The exercise: Will you restate verbatim the lines running from the line with "Give me a plain-text" to the end of the data, leaving out everything else?

>> START Dataset

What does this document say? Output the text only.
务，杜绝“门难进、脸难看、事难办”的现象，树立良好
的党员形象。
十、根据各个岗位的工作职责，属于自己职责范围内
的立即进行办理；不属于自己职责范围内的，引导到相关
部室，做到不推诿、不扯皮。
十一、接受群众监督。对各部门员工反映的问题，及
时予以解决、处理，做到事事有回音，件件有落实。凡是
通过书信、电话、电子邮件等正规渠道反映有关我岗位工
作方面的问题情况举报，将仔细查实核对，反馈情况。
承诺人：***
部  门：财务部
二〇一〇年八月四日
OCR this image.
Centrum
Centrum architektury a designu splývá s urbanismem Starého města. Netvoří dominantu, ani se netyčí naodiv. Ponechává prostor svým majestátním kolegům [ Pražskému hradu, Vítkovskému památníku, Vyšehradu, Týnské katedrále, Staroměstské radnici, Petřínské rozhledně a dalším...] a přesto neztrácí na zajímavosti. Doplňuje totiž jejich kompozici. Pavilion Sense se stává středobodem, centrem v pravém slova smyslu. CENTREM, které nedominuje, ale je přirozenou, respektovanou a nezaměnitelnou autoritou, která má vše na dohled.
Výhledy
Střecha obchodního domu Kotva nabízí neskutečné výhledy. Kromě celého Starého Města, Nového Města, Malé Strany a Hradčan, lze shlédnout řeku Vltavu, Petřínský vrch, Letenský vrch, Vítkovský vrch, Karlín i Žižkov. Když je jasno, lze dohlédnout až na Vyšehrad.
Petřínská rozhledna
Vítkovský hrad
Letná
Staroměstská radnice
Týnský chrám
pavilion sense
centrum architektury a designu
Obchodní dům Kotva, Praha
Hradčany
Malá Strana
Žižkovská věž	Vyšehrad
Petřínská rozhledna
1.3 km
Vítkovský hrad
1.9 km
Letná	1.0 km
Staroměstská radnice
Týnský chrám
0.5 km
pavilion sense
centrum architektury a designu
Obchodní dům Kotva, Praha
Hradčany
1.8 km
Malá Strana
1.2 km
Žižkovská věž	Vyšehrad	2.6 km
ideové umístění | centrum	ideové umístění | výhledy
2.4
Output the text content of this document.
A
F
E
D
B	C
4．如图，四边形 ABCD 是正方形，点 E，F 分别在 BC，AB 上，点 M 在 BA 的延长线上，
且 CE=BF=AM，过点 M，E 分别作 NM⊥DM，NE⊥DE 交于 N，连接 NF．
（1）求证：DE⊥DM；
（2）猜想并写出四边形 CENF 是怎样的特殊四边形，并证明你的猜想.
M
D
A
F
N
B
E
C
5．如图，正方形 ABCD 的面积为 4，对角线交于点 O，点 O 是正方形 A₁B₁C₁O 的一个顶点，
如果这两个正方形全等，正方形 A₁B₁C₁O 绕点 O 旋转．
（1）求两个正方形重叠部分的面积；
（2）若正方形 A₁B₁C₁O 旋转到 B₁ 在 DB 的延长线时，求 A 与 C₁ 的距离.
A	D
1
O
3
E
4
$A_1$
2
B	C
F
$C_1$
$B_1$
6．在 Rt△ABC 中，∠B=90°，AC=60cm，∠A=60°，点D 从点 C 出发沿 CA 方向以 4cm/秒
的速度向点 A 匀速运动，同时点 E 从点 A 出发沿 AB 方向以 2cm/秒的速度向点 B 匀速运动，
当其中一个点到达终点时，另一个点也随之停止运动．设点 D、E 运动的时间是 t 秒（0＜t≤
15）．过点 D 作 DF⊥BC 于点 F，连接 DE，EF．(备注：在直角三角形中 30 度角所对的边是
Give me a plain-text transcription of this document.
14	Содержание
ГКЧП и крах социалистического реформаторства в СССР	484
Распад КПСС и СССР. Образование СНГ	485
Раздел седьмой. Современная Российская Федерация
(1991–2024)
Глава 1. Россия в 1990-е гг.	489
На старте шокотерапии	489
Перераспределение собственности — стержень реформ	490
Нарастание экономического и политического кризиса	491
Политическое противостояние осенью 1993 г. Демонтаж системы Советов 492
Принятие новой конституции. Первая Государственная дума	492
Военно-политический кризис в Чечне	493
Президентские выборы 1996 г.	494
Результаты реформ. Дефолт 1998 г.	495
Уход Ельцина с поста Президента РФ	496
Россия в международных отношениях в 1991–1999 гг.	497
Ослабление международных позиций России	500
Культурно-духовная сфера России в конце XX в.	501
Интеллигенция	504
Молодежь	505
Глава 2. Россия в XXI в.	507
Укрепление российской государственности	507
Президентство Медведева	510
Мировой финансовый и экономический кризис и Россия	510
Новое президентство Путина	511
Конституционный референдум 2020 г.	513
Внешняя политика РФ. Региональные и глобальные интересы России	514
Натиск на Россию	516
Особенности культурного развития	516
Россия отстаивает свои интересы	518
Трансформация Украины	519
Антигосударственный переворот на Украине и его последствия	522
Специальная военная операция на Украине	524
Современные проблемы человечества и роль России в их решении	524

>> END Dataset

Response to the exercise:
Give me a plain-text transcription of this document.
14	Содержание
ГКЧП и крах социалистического реформаторства в СССР	484
Распад КПСС и СССР. Образование СНГ	485
Раздел седьмой. Современная Российская Федерация
(1991–2024)
Глава 1. Россия в 1990-е гг.	489
На старте шокотерапии	489
Перераспределение собственности — стержень реформ	490
Нарастание экономического и политического кризиса	491
Политическое противостояние осенью 1993 г. Демонтаж системы Советов 492
Принятие новой конституции. Первая Государственная дума	492
Военно-политический кризис в Чечне	493
Президентские выборы 1996 г.	494
Результаты реформ. Дефолт 1998 г.	495
Уход Ельцина с поста Президента РФ	496
Россия в международных отношениях в 1991–1999 гг.	497
Ослабление международных позиций России	500
Культурно-духовная сфера России в конце XX в.	501
Интеллигенция	504
Молодежь	505
Глава 2. Россия в XXI в.	507
Укрепление российской государственности	507
Президентство Медведева	510
Мировой финансовый и экономический кризис и Россия	510
Новое президентство Путина	511
Конституционный референдум 2020 г.	513
Внешняя политика РФ. Региональные и глобальные интересы России	514
Натиск на Россию	516
Особенности культурного развития	516
Россия отстаивает свои интересы	518
Трансформация Украины	519
Антигосударственный переворот на Украине и его последствия	522
Специальная военная операция на Украине	524
Современные проблемы человечества и роль России в их решении	524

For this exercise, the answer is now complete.